(Stored entries)
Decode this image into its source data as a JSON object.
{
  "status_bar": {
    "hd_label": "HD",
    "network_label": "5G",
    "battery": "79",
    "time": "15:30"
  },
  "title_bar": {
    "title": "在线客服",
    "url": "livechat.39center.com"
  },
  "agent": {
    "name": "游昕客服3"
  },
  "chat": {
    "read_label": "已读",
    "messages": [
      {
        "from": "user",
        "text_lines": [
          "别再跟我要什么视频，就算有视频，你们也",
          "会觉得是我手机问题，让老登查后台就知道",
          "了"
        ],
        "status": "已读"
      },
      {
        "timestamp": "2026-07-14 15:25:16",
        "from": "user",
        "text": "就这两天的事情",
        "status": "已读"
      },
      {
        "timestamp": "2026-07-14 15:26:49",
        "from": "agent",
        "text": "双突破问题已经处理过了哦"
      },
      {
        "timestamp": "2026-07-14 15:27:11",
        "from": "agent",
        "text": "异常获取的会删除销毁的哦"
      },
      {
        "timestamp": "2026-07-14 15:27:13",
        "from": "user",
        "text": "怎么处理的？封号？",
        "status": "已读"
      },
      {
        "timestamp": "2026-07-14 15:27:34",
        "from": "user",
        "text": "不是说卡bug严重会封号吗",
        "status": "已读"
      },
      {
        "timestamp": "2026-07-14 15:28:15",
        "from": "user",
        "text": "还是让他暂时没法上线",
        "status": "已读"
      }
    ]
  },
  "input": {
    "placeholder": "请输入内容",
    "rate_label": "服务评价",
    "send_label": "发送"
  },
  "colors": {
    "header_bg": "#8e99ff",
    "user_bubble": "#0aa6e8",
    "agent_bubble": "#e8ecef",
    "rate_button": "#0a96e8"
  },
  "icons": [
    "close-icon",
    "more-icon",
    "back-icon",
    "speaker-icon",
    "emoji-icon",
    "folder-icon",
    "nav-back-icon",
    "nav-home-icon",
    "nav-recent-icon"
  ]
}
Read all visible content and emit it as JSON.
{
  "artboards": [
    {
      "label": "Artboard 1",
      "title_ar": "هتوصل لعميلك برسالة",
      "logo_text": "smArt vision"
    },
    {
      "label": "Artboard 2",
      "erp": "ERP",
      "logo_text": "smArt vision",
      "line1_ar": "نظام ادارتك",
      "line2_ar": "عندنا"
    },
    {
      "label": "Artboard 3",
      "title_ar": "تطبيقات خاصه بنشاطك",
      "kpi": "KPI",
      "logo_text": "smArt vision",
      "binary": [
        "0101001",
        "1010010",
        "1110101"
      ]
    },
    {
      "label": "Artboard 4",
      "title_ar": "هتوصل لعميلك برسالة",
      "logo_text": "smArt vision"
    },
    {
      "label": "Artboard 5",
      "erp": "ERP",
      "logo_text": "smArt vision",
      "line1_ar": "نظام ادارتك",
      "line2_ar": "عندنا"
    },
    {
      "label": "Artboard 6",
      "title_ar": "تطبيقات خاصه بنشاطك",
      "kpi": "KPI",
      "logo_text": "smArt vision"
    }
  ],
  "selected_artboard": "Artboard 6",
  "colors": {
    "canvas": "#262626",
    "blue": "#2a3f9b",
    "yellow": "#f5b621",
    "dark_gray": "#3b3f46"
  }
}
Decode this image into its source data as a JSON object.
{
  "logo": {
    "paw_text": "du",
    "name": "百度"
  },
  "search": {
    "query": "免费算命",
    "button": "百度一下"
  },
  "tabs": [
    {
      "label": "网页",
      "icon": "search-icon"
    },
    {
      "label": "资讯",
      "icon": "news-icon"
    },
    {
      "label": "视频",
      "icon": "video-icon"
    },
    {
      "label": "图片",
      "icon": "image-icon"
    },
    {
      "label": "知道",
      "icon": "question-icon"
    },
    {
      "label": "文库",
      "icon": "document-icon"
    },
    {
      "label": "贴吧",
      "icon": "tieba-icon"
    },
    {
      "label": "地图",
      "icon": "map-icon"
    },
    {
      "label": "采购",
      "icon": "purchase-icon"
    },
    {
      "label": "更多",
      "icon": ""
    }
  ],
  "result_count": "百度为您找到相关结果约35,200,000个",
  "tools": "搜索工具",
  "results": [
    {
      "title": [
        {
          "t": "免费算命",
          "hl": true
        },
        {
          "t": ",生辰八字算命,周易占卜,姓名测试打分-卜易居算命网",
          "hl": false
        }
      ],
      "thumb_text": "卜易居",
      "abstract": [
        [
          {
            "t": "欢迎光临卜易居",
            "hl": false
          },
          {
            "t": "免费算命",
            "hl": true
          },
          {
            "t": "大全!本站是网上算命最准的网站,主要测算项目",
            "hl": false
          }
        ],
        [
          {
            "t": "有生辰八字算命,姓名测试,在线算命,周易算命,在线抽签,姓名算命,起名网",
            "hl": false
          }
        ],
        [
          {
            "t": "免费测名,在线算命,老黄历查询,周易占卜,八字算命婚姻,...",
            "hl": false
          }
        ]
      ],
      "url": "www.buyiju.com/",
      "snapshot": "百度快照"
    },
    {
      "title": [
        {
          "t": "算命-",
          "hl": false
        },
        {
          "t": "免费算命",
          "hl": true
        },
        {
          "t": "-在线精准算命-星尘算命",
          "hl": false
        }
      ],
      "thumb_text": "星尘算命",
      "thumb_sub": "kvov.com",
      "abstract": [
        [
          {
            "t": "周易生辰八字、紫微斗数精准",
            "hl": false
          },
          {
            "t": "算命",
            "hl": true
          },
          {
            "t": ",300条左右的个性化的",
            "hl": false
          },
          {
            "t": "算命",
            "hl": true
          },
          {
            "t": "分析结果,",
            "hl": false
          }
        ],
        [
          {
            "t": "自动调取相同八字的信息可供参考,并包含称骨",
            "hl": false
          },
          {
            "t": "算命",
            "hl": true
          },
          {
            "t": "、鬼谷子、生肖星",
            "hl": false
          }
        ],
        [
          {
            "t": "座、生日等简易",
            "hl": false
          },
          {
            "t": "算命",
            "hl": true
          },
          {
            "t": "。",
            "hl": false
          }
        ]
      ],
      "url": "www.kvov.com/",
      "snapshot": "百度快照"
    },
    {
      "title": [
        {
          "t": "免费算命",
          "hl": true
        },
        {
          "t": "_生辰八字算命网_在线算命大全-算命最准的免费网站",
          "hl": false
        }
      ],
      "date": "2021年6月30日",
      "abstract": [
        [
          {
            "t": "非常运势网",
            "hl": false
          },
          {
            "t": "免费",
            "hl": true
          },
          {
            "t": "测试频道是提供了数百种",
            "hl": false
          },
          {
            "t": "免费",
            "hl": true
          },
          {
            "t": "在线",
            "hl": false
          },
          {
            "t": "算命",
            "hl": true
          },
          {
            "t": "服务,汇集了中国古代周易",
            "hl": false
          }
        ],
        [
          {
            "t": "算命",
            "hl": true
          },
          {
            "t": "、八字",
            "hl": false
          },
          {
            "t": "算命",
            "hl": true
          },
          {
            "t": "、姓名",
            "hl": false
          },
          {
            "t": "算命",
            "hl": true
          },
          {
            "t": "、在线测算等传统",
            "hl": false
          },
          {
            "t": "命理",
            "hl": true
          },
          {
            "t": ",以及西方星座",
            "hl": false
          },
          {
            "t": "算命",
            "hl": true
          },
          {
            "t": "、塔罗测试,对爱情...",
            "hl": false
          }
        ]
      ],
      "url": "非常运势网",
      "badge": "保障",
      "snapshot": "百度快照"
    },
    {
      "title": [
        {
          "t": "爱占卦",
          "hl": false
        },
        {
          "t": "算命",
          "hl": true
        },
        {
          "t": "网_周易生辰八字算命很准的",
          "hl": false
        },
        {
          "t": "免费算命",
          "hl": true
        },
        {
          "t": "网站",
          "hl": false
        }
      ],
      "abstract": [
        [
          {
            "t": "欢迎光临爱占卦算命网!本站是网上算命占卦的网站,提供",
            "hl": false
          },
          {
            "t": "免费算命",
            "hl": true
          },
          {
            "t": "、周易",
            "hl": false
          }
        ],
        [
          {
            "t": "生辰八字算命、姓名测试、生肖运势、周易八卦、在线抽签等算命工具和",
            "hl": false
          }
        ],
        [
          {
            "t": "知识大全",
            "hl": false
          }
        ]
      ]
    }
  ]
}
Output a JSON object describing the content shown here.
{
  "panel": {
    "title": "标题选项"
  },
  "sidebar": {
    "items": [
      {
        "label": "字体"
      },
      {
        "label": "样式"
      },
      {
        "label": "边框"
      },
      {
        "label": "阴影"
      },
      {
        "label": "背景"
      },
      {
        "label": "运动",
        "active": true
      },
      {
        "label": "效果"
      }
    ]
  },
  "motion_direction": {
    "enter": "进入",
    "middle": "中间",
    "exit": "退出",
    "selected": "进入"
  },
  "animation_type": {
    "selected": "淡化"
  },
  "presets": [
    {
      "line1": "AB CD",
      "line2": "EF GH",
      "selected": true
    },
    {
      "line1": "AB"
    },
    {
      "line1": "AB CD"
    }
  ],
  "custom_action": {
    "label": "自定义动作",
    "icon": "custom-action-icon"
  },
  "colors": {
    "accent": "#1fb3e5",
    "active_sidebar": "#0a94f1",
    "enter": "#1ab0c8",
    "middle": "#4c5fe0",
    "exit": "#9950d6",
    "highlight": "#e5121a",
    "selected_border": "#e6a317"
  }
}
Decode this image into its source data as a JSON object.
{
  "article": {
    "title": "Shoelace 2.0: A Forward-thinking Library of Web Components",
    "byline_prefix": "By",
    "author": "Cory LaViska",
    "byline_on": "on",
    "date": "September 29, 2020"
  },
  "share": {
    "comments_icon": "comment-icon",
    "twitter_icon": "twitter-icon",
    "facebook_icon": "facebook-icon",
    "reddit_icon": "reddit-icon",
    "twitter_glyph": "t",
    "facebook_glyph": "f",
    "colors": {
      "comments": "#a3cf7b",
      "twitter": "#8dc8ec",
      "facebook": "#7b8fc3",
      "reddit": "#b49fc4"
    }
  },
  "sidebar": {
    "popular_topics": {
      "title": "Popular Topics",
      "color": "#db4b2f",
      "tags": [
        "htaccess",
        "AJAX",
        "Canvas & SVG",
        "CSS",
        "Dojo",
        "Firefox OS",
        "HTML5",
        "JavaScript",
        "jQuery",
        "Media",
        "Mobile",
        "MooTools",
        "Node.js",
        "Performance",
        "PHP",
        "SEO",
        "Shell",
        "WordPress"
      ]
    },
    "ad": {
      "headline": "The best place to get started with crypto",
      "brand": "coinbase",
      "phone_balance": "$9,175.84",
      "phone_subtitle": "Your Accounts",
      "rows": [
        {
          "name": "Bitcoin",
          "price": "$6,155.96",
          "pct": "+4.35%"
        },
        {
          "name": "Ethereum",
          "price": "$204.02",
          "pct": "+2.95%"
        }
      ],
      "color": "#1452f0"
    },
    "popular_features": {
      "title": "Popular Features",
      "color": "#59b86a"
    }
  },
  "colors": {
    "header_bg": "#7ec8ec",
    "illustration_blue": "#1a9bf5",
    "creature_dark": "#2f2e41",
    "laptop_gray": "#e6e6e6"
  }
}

> **Stated problem**
Pull out every line of the entries that includes the word "timestamp".

> **Exercise solution**
        "timestamp": "2026-07-14 15:25:16",
        "timestamp": "2026-07-14 15:26:49",
        "timestamp": "2026-07-14 15:27:11",
        "timestamp": "2026-07-14 15:27:13",
        "timestamp": "2026-07-14 15:27:34",
        "timestamp": "2026-07-14 15:28:15",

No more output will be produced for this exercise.